■ **WHAT IS BEING ASKED**: Extract the text of every entry below exactly; leave images out.

════

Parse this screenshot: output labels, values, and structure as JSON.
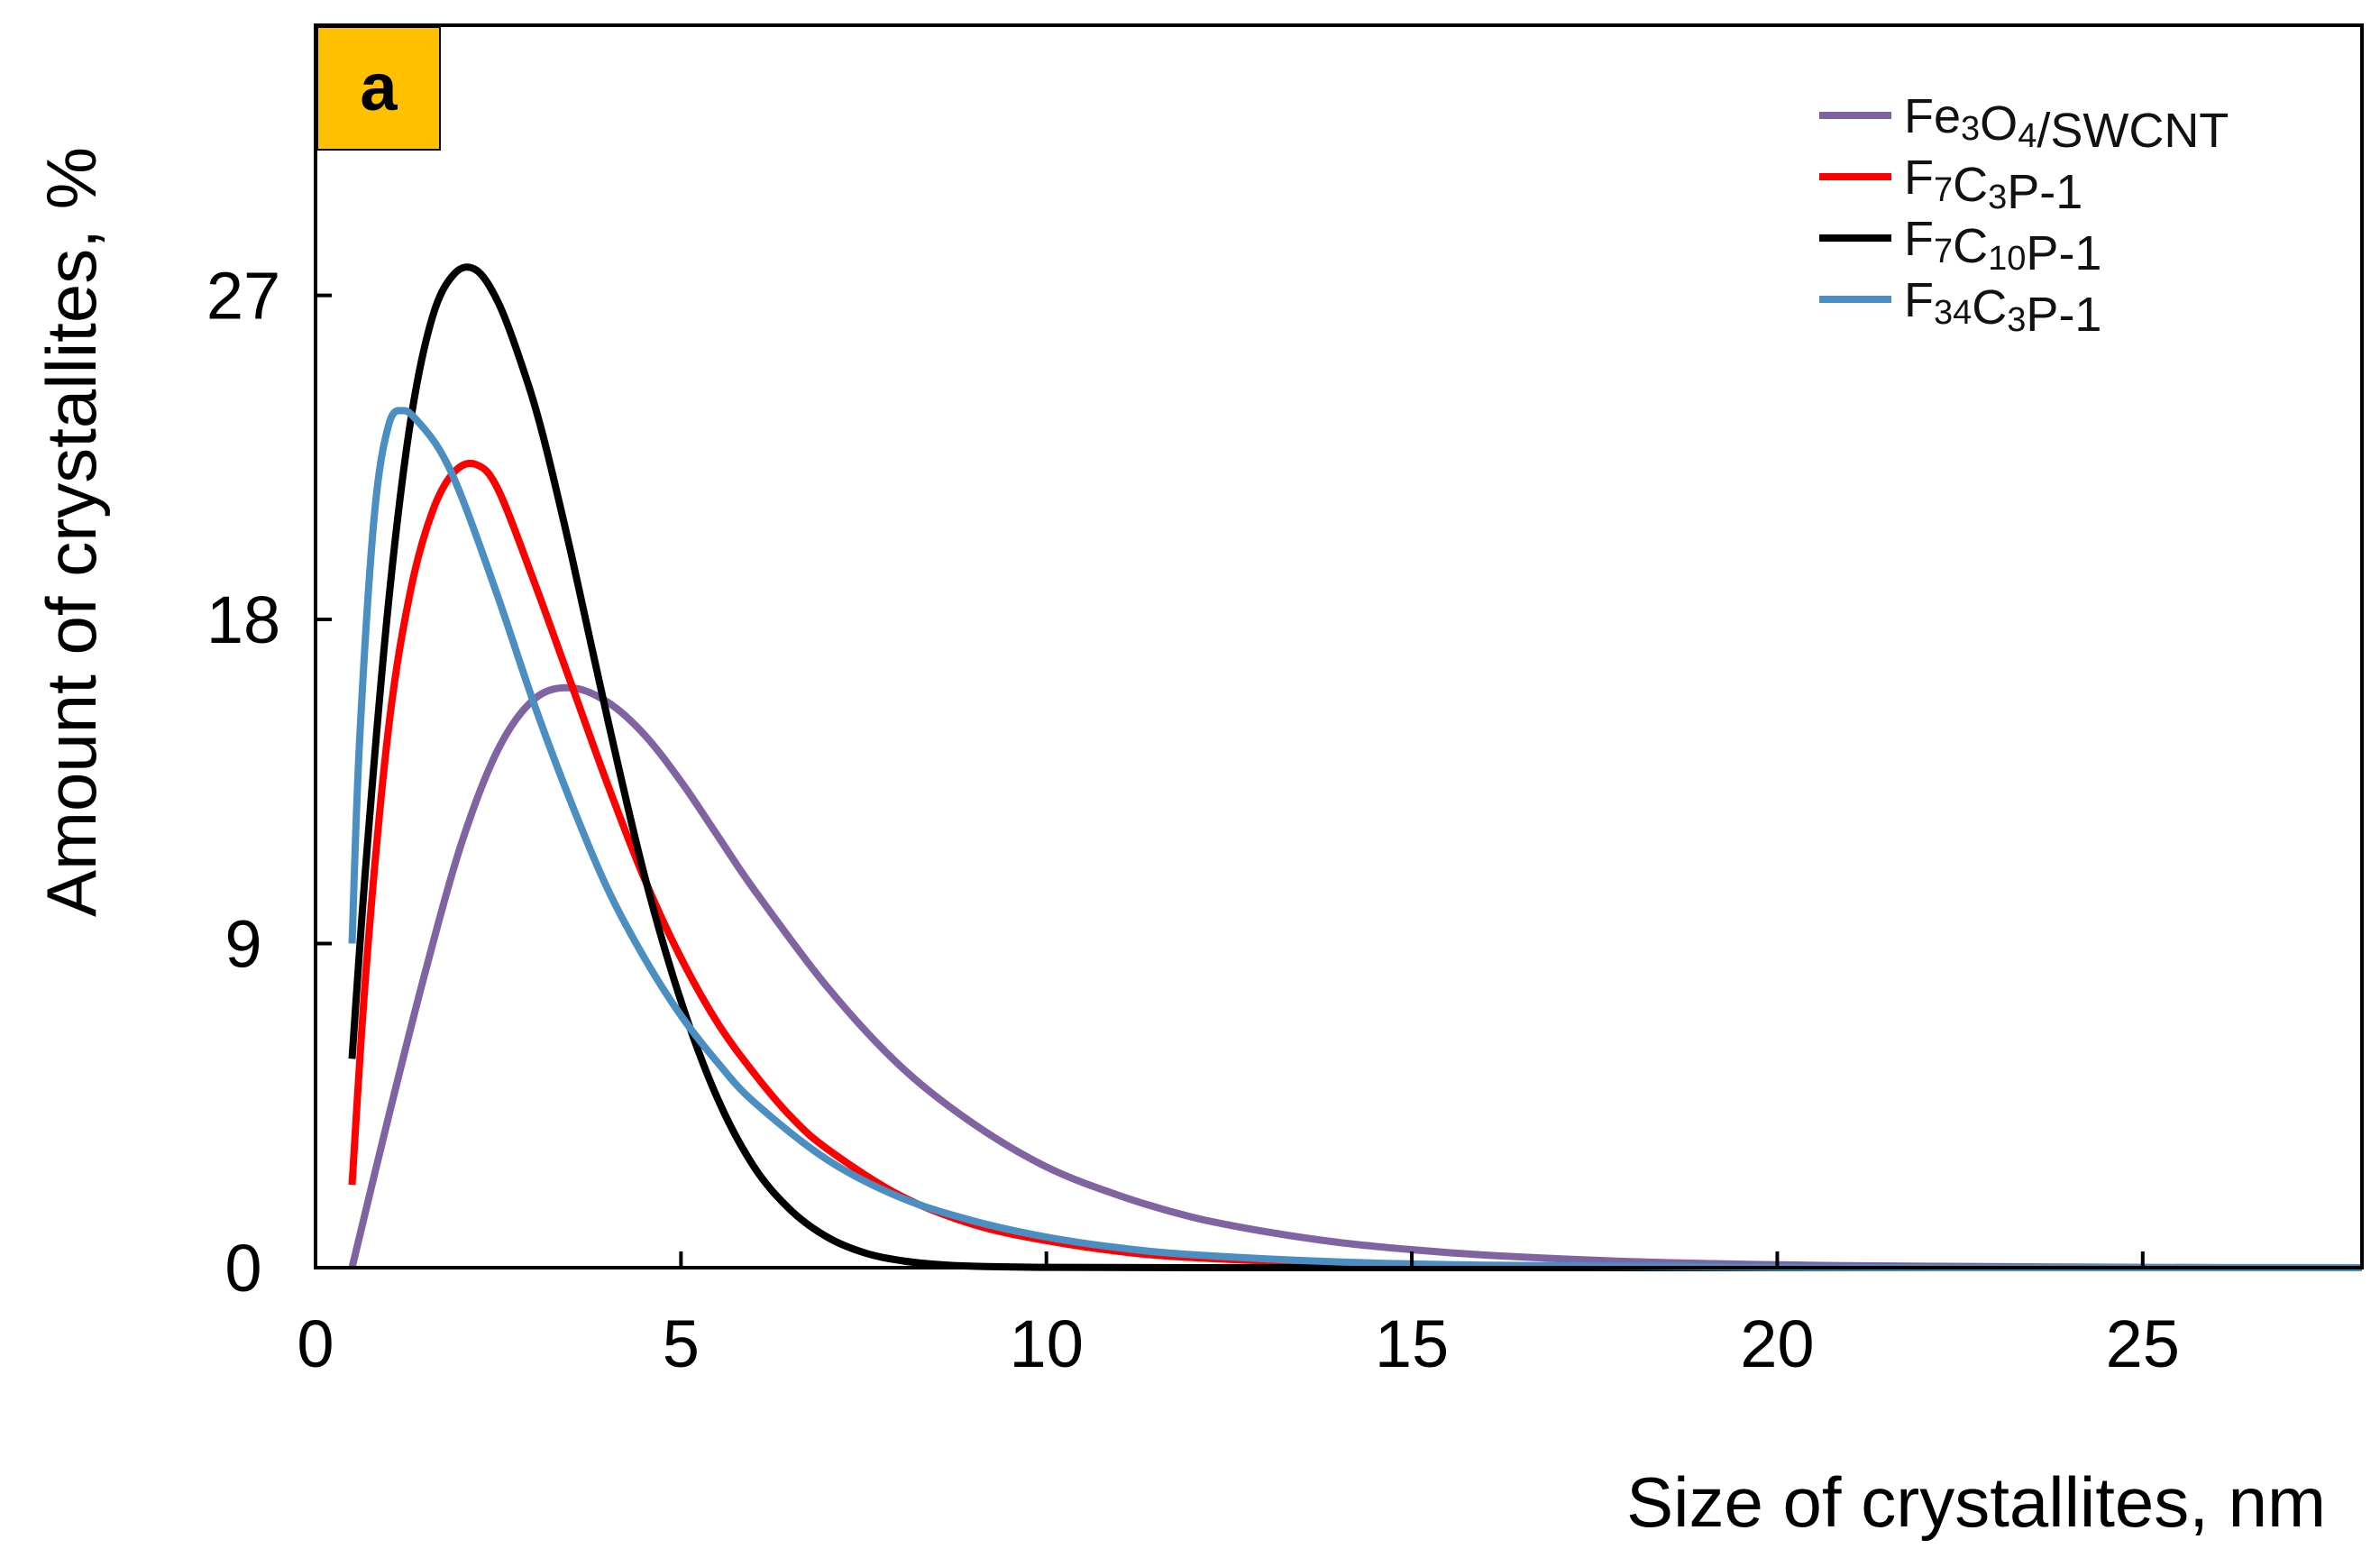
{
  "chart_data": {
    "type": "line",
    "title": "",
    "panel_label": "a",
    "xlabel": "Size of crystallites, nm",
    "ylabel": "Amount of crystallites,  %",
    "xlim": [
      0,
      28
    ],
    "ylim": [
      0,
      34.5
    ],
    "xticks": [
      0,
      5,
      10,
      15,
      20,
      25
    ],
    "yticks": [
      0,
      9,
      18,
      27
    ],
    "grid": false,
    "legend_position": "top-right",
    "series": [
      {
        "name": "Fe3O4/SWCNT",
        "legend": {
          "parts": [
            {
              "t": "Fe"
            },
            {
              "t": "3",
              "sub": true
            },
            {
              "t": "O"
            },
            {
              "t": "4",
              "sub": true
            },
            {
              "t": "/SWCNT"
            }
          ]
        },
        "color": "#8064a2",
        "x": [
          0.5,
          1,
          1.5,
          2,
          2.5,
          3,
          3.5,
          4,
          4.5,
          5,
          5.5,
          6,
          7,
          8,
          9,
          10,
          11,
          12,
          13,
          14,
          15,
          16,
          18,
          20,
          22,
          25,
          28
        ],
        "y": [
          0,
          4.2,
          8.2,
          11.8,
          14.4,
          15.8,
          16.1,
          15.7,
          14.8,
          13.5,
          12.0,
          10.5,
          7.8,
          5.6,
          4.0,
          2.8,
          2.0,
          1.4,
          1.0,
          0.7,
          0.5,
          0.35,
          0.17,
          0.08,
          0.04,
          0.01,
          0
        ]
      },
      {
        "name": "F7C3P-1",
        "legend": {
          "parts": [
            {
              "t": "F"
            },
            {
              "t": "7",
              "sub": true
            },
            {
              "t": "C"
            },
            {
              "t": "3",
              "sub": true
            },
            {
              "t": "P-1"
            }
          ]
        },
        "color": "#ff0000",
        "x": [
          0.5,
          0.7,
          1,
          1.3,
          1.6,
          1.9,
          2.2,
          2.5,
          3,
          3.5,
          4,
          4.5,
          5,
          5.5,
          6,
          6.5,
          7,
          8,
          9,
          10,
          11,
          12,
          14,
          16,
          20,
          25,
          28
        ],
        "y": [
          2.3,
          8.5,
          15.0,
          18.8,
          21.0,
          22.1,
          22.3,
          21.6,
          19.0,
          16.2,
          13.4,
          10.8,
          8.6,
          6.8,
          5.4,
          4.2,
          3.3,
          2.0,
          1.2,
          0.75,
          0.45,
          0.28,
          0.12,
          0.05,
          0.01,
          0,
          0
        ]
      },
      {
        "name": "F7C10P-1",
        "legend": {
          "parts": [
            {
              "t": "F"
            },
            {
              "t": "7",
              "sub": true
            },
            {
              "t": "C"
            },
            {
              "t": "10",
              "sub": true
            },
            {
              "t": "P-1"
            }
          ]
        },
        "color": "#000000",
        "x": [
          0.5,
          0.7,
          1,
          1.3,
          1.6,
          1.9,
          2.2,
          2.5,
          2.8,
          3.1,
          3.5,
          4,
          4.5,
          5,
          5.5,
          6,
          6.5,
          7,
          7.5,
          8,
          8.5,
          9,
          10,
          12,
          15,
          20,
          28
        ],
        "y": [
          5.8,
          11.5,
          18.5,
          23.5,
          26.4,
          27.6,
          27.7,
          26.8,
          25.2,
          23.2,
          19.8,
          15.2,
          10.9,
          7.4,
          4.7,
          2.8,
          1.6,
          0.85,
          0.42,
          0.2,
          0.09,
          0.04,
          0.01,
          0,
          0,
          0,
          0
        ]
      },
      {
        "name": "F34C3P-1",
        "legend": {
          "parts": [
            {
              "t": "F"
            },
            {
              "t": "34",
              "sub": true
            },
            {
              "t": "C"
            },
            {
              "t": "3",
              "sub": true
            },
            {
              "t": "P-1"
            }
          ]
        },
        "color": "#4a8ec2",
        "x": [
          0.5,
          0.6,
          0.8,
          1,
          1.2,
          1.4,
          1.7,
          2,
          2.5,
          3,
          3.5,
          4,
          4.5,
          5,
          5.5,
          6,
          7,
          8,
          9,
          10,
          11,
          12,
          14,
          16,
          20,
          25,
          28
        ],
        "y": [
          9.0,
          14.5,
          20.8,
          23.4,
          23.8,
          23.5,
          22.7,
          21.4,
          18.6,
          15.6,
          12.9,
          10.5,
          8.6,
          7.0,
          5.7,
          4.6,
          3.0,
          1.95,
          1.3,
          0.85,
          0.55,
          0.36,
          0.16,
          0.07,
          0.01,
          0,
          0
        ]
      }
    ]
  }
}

════

■ **ANSWER TO THE EXERCISE**:
Parse this screenshot: output labels, values, and structure as JSON.
{
  "chart_data": {
    "type": "line",
    "title": "",
    "panel_label": "a",
    "xlabel": "Size of crystallites, nm",
    "ylabel": "Amount of crystallites,  %",
    "xlim": [
      0,
      28
    ],
    "ylim": [
      0,
      34.5
    ],
    "xticks": [
      0,
      5,
      10,
      15,
      20,
      25
    ],
    "yticks": [
      0,
      9,
      18,
      27
    ],
    "grid": false,
    "legend_position": "top-right",
    "series": [
      {
        "name": "Fe3O4/SWCNT",
        "legend": {
          "parts": [
            {
              "t": "Fe"
            },
            {
              "t": "3",
              "sub": true
            },
            {
              "t": "O"
            },
            {
              "t": "4",
              "sub": true
            },
            {
              "t": "/SWCNT"
            }
          ]
        },
        "color": "#8064a2",
        "x": [
          0.5,
          1,
          1.5,
          2,
          2.5,
          3,
          3.5,
          4,
          4.5,
          5,
          5.5,
          6,
          7,
          8,
          9,
          10,
          11,
          12,
          13,
          14,
          15,
          16,
          18,
          20,
          22,
          25,
          28
        ],
        "y": [
          0,
          4.2,
          8.2,
          11.8,
          14.4,
          15.8,
          16.1,
          15.7,
          14.8,
          13.5,
          12.0,
          10.5,
          7.8,
          5.6,
          4.0,
          2.8,
          2.0,
          1.4,
          1.0,
          0.7,
          0.5,
          0.35,
          0.17,
          0.08,
          0.04,
          0.01,
          0
        ]
      },
      {
        "name": "F7C3P-1",
        "legend": {
          "parts": [
            {
              "t": "F"
            },
            {
              "t": "7",
              "sub": true
            },
            {
              "t": "C"
            },
            {
              "t": "3",
              "sub": true
            },
            {
              "t": "P-1"
            }
          ]
        },
        "color": "#ff0000",
        "x": [
          0.5,
          0.7,
          1,
          1.3,
          1.6,
          1.9,
          2.2,
          2.5,
          3,
          3.5,
          4,
          4.5,
          5,
          5.5,
          6,
          6.5,
          7,
          8,
          9,
          10,
          11,
          12,
          14,
          16,
          20,
          25,
          28
        ],
        "y": [
          2.3,
          8.5,
          15.0,
          18.8,
          21.0,
          22.1,
          22.3,
          21.6,
          19.0,
          16.2,
          13.4,
          10.8,
          8.6,
          6.8,
          5.4,
          4.2,
          3.3,
          2.0,
          1.2,
          0.75,
          0.45,
          0.28,
          0.12,
          0.05,
          0.01,
          0,
          0
        ]
      },
      {
        "name": "F7C10P-1",
        "legend": {
          "parts": [
            {
              "t": "F"
            },
            {
              "t": "7",
              "sub": true
            },
            {
              "t": "C"
            },
            {
              "t": "10",
              "sub": true
            },
            {
              "t": "P-1"
            }
          ]
        },
        "color": "#000000",
        "x": [
          0.5,
          0.7,
          1,
          1.3,
          1.6,
          1.9,
          2.2,
          2.5,
          2.8,
          3.1,
          3.5,
          4,
          4.5,
          5,
          5.5,
          6,
          6.5,
          7,
          7.5,
          8,
          8.5,
          9,
          10,
          12,
          15,
          20,
          28
        ],
        "y": [
          5.8,
          11.5,
          18.5,
          23.5,
          26.4,
          27.6,
          27.7,
          26.8,
          25.2,
          23.2,
          19.8,
          15.2,
          10.9,
          7.4,
          4.7,
          2.8,
          1.6,
          0.85,
          0.42,
          0.2,
          0.09,
          0.04,
          0.01,
          0,
          0,
          0,
          0
        ]
      },
      {
        "name": "F34C3P-1",
        "legend": {
          "parts": [
            {
              "t": "F"
            },
            {
              "t": "34",
              "sub": true
            },
            {
              "t": "C"
            },
            {
              "t": "3",
              "sub": true
            },
            {
              "t": "P-1"
            }
          ]
        },
        "color": "#4a8ec2",
        "x": [
          0.5,
          0.6,
          0.8,
          1,
          1.2,
          1.4,
          1.7,
          2,
          2.5,
          3,
          3.5,
          4,
          4.5,
          5,
          5.5,
          6,
          7,
          8,
          9,
          10,
          11,
          12,
          14,
          16,
          20,
          25,
          28
        ],
        "y": [
          9.0,
          14.5,
          20.8,
          23.4,
          23.8,
          23.5,
          22.7,
          21.4,
          18.6,
          15.6,
          12.9,
          10.5,
          8.6,
          7.0,
          5.7,
          4.6,
          3.0,
          1.95,
          1.3,
          0.85,
          0.55,
          0.36,
          0.16,
          0.07,
          0.01,
          0,
          0
        ]
      }
    ]
  }
}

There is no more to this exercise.